Among the entries, which lines carry the string "periaatteet"? Copy each of them.

━━━━━ Given entries ━━━━━

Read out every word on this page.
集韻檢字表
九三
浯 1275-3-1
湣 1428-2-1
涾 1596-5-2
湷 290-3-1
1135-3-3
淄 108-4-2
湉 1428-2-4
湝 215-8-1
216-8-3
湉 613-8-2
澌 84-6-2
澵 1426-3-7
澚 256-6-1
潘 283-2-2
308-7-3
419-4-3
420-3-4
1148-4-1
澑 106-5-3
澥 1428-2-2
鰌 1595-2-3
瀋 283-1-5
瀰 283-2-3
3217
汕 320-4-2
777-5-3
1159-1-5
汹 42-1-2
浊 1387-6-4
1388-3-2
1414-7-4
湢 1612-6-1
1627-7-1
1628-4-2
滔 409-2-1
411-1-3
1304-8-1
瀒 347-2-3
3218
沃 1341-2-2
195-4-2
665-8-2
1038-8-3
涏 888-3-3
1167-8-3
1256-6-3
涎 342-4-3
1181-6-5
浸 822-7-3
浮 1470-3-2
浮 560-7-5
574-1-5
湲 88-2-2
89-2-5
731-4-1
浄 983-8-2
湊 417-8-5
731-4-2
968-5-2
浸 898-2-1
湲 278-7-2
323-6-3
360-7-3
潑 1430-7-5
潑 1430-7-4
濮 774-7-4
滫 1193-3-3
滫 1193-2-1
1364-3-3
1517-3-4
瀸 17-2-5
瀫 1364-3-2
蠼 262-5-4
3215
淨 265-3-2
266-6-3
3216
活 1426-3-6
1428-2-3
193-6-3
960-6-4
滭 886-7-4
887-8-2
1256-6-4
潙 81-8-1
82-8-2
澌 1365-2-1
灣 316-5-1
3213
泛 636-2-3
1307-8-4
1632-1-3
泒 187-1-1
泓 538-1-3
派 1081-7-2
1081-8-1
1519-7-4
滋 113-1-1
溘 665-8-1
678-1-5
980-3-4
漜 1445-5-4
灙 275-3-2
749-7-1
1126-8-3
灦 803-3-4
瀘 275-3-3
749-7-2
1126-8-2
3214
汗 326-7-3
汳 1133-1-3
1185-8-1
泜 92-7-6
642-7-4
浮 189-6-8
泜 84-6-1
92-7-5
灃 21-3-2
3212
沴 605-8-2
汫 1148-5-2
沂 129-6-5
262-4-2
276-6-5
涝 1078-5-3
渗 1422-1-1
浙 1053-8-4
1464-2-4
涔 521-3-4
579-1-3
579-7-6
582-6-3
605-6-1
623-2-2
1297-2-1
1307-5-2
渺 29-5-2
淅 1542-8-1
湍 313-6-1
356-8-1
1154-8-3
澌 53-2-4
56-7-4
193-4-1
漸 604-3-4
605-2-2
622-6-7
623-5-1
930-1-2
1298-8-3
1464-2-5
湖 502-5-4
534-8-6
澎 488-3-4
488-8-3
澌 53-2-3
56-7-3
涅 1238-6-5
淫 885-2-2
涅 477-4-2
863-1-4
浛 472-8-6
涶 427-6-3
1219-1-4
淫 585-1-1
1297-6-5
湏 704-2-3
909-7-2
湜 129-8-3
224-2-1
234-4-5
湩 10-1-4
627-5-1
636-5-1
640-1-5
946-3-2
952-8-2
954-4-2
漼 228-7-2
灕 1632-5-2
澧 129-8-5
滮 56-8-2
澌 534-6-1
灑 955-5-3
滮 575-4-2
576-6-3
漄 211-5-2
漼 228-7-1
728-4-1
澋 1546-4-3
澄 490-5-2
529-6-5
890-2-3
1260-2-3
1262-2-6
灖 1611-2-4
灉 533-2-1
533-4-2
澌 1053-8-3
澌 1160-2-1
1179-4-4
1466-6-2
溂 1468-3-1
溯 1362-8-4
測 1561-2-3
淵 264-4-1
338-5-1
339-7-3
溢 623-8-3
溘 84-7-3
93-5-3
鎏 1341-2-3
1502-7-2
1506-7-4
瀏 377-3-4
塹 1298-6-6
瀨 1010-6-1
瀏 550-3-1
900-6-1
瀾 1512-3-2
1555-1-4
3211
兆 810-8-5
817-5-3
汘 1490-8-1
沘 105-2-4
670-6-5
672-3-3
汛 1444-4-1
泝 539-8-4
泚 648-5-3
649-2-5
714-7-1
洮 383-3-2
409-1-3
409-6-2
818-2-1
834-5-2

━━━━━
━━━━━ Given entries ━━━━━

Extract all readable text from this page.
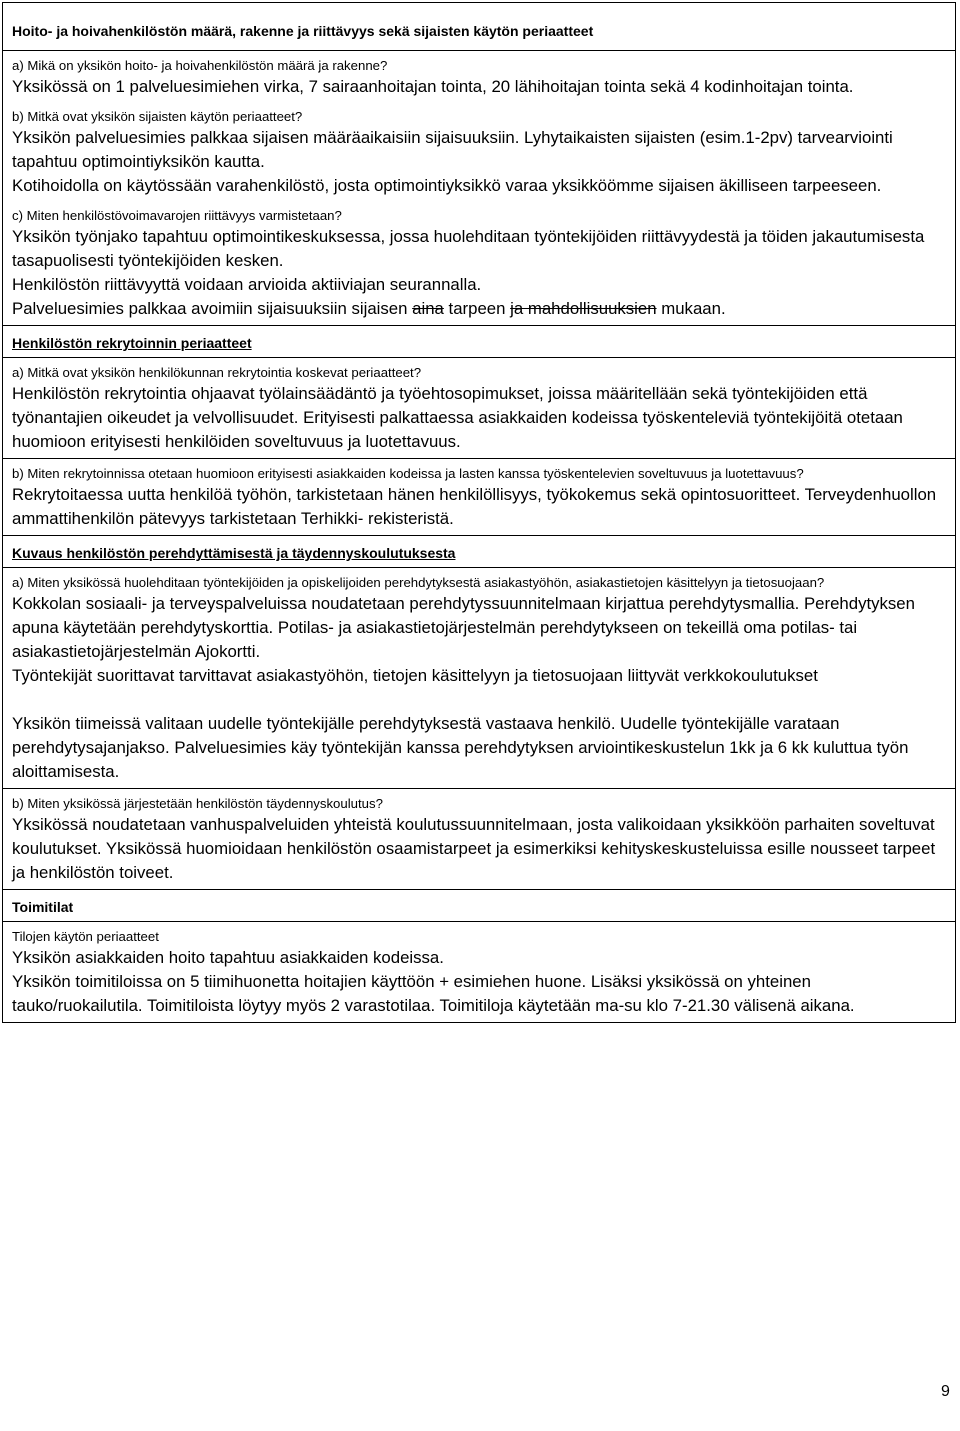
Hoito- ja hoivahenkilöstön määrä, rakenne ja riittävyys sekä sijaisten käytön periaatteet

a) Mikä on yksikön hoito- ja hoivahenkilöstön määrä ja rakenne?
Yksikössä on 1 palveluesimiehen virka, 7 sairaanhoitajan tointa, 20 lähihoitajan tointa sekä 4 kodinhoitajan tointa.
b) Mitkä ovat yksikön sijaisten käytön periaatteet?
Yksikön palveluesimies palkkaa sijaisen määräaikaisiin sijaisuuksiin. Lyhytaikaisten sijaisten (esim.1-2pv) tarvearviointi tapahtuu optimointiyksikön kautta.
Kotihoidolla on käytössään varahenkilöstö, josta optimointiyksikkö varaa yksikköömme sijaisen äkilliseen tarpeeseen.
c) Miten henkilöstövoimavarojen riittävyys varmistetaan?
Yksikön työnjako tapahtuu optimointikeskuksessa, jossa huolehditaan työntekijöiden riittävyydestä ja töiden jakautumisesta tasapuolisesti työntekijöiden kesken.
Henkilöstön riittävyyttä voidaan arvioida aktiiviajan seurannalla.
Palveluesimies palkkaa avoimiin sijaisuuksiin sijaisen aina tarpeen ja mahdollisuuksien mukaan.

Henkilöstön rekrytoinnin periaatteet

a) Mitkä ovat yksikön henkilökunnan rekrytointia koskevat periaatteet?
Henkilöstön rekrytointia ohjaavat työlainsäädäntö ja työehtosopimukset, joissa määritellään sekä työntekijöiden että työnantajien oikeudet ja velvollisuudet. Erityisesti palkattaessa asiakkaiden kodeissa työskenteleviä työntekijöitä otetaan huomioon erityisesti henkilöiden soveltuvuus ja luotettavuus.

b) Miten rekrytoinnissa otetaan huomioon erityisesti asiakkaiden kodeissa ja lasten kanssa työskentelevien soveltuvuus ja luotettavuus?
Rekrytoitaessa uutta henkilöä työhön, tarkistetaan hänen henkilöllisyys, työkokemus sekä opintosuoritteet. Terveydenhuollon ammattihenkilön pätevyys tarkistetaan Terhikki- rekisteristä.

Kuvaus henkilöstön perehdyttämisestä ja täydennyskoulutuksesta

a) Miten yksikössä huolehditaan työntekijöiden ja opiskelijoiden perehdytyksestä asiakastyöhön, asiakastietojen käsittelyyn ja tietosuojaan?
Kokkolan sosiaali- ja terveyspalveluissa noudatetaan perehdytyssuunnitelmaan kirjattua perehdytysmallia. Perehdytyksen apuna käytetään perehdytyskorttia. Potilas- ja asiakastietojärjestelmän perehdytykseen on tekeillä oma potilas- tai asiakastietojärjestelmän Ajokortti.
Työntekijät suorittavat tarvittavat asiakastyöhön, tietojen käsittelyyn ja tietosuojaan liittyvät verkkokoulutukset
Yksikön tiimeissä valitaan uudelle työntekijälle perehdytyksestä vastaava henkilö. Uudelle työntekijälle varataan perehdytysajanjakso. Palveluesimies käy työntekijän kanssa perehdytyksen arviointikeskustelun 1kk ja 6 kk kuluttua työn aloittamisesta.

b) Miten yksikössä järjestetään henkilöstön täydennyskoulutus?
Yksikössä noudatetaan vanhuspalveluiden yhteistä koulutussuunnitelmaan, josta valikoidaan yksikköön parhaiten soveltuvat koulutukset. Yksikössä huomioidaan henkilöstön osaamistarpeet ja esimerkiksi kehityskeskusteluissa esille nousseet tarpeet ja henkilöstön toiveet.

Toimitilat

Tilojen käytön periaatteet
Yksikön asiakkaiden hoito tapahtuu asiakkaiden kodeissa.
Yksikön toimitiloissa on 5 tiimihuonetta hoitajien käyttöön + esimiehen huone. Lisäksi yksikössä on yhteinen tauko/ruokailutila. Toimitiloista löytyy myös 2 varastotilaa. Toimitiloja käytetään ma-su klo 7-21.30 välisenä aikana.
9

━━━━━
━━━━━ Given entries ━━━━━

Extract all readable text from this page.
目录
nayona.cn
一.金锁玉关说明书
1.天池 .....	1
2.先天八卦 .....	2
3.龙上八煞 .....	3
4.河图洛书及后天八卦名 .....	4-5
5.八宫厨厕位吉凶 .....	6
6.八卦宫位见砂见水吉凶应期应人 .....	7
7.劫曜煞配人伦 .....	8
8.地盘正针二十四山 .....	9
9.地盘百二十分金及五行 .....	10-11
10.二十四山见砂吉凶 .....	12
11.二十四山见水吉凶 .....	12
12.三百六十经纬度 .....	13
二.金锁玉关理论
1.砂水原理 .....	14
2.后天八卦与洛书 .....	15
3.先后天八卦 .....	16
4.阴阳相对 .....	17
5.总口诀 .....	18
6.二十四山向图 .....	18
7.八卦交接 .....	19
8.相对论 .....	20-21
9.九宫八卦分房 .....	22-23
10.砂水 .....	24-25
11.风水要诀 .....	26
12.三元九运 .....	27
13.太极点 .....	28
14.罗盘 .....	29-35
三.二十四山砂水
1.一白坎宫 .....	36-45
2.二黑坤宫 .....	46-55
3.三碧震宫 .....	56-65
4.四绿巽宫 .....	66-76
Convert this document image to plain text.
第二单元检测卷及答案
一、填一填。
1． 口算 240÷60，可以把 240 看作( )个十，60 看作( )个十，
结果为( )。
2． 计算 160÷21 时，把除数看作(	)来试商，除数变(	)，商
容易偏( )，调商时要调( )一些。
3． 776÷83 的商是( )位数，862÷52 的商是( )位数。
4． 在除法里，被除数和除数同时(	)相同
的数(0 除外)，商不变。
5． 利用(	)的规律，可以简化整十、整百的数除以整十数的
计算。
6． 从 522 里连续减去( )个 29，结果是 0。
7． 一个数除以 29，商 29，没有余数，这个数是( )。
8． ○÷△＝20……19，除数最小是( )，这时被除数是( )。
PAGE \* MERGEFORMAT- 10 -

━━━━━

_Full answer:_
Hoito- ja hoivahenkilöstön määrä, rakenne ja riittävyys sekä sijaisten käytön periaatteet
b) Mitkä ovat yksikön sijaisten käytön periaatteet?
Henkilöstön rekrytoinnin periaatteet
a) Mitkä ovat yksikön henkilökunnan rekrytointia koskevat periaatteet?
Tilojen käytön periaatteet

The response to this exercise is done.